Task statement:
Where does the string "washer" appear? Copy every line of the entries below that holds it.

Information provided:
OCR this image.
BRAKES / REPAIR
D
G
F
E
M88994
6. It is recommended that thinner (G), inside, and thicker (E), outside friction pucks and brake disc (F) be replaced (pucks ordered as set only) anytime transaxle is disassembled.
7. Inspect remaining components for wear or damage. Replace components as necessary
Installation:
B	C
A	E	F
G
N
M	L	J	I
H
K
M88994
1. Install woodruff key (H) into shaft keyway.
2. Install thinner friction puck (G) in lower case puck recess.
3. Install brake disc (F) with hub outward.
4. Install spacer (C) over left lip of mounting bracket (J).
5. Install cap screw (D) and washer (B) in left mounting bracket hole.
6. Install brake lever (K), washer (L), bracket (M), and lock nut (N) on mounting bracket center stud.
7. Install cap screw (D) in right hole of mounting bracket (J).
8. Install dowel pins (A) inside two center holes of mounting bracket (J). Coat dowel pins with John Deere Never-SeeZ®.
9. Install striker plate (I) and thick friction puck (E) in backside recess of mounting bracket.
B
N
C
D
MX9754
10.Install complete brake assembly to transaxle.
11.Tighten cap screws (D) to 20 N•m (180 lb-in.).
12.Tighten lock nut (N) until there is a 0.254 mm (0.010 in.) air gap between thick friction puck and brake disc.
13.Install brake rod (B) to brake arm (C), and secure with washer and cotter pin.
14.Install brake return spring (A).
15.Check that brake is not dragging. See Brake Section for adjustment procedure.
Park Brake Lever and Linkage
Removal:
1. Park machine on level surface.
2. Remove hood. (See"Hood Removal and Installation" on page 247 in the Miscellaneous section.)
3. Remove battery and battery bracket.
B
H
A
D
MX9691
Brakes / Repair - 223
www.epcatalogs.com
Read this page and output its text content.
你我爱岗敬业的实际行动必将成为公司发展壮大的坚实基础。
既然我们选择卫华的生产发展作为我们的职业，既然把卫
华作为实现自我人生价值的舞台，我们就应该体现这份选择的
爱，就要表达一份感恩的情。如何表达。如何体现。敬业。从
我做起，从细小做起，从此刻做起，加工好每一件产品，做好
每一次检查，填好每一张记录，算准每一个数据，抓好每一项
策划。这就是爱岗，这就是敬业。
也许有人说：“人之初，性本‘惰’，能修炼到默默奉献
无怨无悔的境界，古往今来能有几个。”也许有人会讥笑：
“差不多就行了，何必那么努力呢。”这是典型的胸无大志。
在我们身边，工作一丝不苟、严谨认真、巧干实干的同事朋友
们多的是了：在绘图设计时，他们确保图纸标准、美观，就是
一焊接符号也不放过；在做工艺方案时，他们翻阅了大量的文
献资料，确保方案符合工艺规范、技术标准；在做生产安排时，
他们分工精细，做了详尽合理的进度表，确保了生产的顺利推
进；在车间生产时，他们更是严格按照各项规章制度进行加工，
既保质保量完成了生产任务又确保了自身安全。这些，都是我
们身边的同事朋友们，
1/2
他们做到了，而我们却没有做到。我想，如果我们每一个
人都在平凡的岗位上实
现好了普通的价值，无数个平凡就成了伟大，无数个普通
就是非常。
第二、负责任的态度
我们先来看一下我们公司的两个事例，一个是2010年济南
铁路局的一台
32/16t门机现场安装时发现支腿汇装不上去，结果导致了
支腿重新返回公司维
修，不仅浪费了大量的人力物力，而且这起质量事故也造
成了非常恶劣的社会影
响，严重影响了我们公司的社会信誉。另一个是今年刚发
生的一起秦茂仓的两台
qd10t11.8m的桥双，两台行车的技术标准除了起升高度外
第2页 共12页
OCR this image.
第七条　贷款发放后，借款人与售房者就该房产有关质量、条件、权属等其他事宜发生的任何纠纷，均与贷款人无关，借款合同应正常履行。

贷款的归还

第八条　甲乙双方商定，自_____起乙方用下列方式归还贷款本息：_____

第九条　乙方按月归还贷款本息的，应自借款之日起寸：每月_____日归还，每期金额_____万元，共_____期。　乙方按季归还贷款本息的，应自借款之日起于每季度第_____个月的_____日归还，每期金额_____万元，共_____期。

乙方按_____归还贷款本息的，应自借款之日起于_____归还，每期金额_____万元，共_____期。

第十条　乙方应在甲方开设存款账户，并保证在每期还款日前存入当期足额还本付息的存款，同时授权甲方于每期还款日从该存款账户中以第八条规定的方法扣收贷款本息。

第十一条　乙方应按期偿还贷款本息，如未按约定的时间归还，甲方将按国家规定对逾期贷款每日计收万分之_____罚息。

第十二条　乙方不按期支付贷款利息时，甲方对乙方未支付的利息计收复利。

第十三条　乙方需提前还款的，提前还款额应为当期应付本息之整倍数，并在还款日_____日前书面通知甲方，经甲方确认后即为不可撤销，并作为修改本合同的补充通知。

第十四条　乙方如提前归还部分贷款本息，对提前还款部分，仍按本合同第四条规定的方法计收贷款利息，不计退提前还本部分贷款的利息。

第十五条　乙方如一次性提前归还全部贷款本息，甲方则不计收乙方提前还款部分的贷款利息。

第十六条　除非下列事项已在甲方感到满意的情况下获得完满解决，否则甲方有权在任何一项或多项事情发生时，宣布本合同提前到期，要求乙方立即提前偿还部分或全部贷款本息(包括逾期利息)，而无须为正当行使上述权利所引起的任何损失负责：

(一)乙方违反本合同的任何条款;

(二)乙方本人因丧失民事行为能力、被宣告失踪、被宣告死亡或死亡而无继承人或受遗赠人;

Complete output:
5. Install cap screw (D) and washer (B) in left mounting bracket hole.
6. Install brake lever (K), washer (L), bracket (M), and lock nut (N) on mounting bracket center stud.
13.Install brake rod (B) to brake arm (C), and secure with washer and cotter pin.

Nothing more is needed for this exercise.